● **INSTRUCTION**:
Repeat every one of the following lines verbatim, changing nothing.

[Bounding box annotations]
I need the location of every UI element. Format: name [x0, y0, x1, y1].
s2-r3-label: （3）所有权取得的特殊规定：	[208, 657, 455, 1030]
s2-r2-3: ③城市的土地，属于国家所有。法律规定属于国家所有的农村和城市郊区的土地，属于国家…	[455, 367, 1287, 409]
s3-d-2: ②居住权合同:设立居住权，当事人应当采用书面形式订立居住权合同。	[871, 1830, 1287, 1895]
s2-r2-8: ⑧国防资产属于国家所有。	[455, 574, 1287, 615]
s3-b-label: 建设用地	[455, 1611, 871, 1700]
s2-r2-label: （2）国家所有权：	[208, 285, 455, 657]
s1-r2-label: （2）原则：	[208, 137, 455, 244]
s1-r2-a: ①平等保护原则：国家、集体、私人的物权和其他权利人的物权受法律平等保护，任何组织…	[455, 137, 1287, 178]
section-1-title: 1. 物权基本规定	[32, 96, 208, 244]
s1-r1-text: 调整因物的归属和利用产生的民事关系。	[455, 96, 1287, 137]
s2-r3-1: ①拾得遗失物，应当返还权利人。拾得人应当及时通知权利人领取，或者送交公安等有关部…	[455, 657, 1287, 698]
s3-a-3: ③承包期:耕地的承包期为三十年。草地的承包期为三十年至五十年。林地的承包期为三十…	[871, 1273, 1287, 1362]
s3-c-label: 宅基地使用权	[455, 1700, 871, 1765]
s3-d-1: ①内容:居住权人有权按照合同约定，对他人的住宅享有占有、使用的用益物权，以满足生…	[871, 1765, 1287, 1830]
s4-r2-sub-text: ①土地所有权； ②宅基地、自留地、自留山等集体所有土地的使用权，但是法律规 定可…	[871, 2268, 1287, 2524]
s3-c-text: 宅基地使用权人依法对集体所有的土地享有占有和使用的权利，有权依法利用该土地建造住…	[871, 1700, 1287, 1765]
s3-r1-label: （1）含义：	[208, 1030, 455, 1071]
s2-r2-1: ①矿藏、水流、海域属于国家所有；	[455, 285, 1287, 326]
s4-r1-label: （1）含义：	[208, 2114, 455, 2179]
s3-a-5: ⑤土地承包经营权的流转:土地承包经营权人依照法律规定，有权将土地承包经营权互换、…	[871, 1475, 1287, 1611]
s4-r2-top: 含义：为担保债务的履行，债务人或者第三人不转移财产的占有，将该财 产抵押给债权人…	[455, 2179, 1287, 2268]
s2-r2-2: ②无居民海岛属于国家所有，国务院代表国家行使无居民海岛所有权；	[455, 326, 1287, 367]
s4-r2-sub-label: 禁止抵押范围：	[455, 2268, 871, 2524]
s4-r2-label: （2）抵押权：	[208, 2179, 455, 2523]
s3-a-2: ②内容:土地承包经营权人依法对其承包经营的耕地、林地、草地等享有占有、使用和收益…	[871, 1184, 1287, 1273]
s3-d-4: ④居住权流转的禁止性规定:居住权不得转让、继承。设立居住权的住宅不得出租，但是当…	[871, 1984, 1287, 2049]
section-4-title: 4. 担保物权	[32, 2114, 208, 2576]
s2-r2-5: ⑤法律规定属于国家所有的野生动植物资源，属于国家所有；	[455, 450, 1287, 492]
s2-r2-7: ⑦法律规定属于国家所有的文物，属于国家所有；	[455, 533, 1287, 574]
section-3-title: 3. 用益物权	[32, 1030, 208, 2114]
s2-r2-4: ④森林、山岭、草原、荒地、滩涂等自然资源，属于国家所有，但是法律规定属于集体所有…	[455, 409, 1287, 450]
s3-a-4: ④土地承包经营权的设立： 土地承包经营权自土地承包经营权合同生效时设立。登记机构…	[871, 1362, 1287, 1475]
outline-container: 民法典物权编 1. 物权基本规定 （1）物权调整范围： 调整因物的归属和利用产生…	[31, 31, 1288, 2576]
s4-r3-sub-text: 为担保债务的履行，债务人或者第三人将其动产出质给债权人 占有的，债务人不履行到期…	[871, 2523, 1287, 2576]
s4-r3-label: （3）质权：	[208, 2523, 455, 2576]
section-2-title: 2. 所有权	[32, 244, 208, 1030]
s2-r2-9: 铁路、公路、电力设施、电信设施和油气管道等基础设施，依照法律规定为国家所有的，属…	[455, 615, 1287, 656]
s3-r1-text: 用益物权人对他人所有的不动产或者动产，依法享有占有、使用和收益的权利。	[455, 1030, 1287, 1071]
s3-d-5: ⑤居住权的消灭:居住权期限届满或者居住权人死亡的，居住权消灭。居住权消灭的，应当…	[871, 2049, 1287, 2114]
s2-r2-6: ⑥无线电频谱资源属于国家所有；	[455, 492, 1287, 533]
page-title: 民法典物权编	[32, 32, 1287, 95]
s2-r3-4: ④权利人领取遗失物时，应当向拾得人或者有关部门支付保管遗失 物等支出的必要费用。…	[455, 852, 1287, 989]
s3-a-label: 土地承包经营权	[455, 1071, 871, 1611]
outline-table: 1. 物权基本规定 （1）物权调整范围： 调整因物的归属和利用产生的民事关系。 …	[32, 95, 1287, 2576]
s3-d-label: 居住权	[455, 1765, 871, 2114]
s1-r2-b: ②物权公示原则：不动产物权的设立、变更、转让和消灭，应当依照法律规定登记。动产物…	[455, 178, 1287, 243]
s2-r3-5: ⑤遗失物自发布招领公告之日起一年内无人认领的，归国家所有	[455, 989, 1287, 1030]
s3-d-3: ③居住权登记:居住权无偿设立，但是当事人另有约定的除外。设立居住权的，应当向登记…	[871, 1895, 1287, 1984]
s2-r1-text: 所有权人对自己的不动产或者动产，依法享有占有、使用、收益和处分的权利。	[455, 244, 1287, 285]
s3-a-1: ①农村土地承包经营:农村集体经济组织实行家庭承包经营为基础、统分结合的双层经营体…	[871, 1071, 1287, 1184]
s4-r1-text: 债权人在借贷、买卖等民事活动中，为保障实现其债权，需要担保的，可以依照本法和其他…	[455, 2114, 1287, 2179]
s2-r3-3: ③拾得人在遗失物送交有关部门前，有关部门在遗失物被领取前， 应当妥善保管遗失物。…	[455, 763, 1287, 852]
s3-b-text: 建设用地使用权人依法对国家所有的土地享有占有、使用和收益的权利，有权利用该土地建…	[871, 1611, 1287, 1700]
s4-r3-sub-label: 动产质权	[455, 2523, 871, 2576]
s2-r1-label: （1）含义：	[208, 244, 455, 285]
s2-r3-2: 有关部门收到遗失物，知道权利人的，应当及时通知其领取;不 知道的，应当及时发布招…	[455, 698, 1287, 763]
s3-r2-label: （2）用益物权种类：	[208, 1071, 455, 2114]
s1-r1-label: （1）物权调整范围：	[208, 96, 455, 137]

● **PROBLEM SOLUTION**:
I need the location of every UI element. Format: name [x0, y0, x1, y1].
s2-r3-label: （3）所有权取得的特殊规定：	[208, 657, 455, 1030]
s2-r2-3: ③城市的土地，属于国家所有。法律规定属于国家所有的农村和城市郊区的土地，属于国家…	[455, 367, 1287, 409]
s3-d-2: ②居住权合同:设立居住权，当事人应当采用书面形式订立居住权合同。	[871, 1830, 1287, 1895]
s2-r2-8: ⑧国防资产属于国家所有。	[455, 574, 1287, 615]
s3-b-label: 建设用地	[455, 1611, 871, 1700]
s2-r2-label: （2）国家所有权：	[208, 285, 455, 657]
s1-r2-label: （2）原则：	[208, 137, 455, 244]
s1-r2-a: ①平等保护原则：国家、集体、私人的物权和其他权利人的物权受法律平等保护，任何组织…	[455, 137, 1287, 178]
section-1-title: 1. 物权基本规定	[32, 96, 208, 244]
s1-r1-text: 调整因物的归属和利用产生的民事关系。	[455, 96, 1287, 137]
s2-r3-1: ①拾得遗失物，应当返还权利人。拾得人应当及时通知权利人领取，或者送交公安等有关部…	[455, 657, 1287, 698]
s3-a-3: ③承包期:耕地的承包期为三十年。草地的承包期为三十年至五十年。林地的承包期为三十…	[871, 1273, 1287, 1362]
s3-c-label: 宅基地使用权	[455, 1700, 871, 1765]
s3-d-1: ①内容:居住权人有权按照合同约定，对他人的住宅享有占有、使用的用益物权，以满足生…	[871, 1765, 1287, 1830]
s4-r2-sub-text: ①土地所有权； ②宅基地、自留地、自留山等集体所有土地的使用权，但是法律规 定可…	[871, 2268, 1287, 2524]
s3-c-text: 宅基地使用权人依法对集体所有的土地享有占有和使用的权利，有权依法利用该土地建造住…	[871, 1700, 1287, 1765]
s3-r1-label: （1）含义：	[208, 1030, 455, 1071]
s2-r2-1: ①矿藏、水流、海域属于国家所有；	[455, 285, 1287, 326]
s4-r1-label: （1）含义：	[208, 2114, 455, 2179]
s3-a-5: ⑤土地承包经营权的流转:土地承包经营权人依照法律规定，有权将土地承包经营权互换、…	[871, 1475, 1287, 1611]
s4-r2-top: 含义：为担保债务的履行，债务人或者第三人不转移财产的占有，将该财 产抵押给债权人…	[455, 2179, 1287, 2268]
s2-r2-2: ②无居民海岛属于国家所有，国务院代表国家行使无居民海岛所有权；	[455, 326, 1287, 367]
s4-r2-sub-label: 禁止抵押范围：	[455, 2268, 871, 2524]
s4-r2-label: （2）抵押权：	[208, 2179, 455, 2523]
s3-a-2: ②内容:土地承包经营权人依法对其承包经营的耕地、林地、草地等享有占有、使用和收益…	[871, 1184, 1287, 1273]
s3-d-4: ④居住权流转的禁止性规定:居住权不得转让、继承。设立居住权的住宅不得出租，但是当…	[871, 1984, 1287, 2049]
section-4-title: 4. 担保物权	[32, 2114, 208, 2576]
s2-r2-5: ⑤法律规定属于国家所有的野生动植物资源，属于国家所有；	[455, 450, 1287, 492]
s2-r2-7: ⑦法律规定属于国家所有的文物，属于国家所有；	[455, 533, 1287, 574]
section-3-title: 3. 用益物权	[32, 1030, 208, 2114]
s2-r2-4: ④森林、山岭、草原、荒地、滩涂等自然资源，属于国家所有，但是法律规定属于集体所有…	[455, 409, 1287, 450]
s3-a-4: ④土地承包经营权的设立： 土地承包经营权自土地承包经营权合同生效时设立。登记机构…	[871, 1362, 1287, 1475]
outline-container: 民法典物权编 1. 物权基本规定 （1）物权调整范围： 调整因物的归属和利用产生…	[31, 31, 1288, 2576]
s4-r3-sub-text: 为担保债务的履行，债务人或者第三人将其动产出质给债权人 占有的，债务人不履行到期…	[871, 2523, 1287, 2576]
s4-r3-label: （3）质权：	[208, 2523, 455, 2576]
section-2-title: 2. 所有权	[32, 244, 208, 1030]
s2-r2-9: 铁路、公路、电力设施、电信设施和油气管道等基础设施，依照法律规定为国家所有的，属…	[455, 615, 1287, 656]
s3-r1-text: 用益物权人对他人所有的不动产或者动产，依法享有占有、使用和收益的权利。	[455, 1030, 1287, 1071]
s3-d-5: ⑤居住权的消灭:居住权期限届满或者居住权人死亡的，居住权消灭。居住权消灭的，应当…	[871, 2049, 1287, 2114]
s2-r2-6: ⑥无线电频谱资源属于国家所有；	[455, 492, 1287, 533]
page-title: 民法典物权编	[32, 32, 1287, 95]
s2-r3-4: ④权利人领取遗失物时，应当向拾得人或者有关部门支付保管遗失 物等支出的必要费用。…	[455, 852, 1287, 989]
s3-a-label: 土地承包经营权	[455, 1071, 871, 1611]
outline-table: 1. 物权基本规定 （1）物权调整范围： 调整因物的归属和利用产生的民事关系。 …	[32, 95, 1287, 2576]
s3-d-label: 居住权	[455, 1765, 871, 2114]
s1-r2-b: ②物权公示原则：不动产物权的设立、变更、转让和消灭，应当依照法律规定登记。动产物…	[455, 178, 1287, 243]
s2-r3-5: ⑤遗失物自发布招领公告之日起一年内无人认领的，归国家所有	[455, 989, 1287, 1030]
s3-d-3: ③居住权登记:居住权无偿设立，但是当事人另有约定的除外。设立居住权的，应当向登记…	[871, 1895, 1287, 1984]
s2-r1-text: 所有权人对自己的不动产或者动产，依法享有占有、使用、收益和处分的权利。	[455, 244, 1287, 285]
s3-a-1: ①农村土地承包经营:农村集体经济组织实行家庭承包经营为基础、统分结合的双层经营体…	[871, 1071, 1287, 1184]
s4-r1-text: 债权人在借贷、买卖等民事活动中，为保障实现其债权，需要担保的，可以依照本法和其他…	[455, 2114, 1287, 2179]
s2-r3-3: ③拾得人在遗失物送交有关部门前，有关部门在遗失物被领取前， 应当妥善保管遗失物。…	[455, 763, 1287, 852]
s3-b-text: 建设用地使用权人依法对国家所有的土地享有占有、使用和收益的权利，有权利用该土地建…	[871, 1611, 1287, 1700]
s4-r3-sub-label: 动产质权	[455, 2523, 871, 2576]
s2-r1-label: （1）含义：	[208, 244, 455, 285]
s2-r3-2: 有关部门收到遗失物，知道权利人的，应当及时通知其领取;不 知道的，应当及时发布招…	[455, 698, 1287, 763]
s3-r2-label: （2）用益物权种类：	[208, 1071, 455, 2114]
s1-r1-label: （1）物权调整范围：	[208, 96, 455, 137]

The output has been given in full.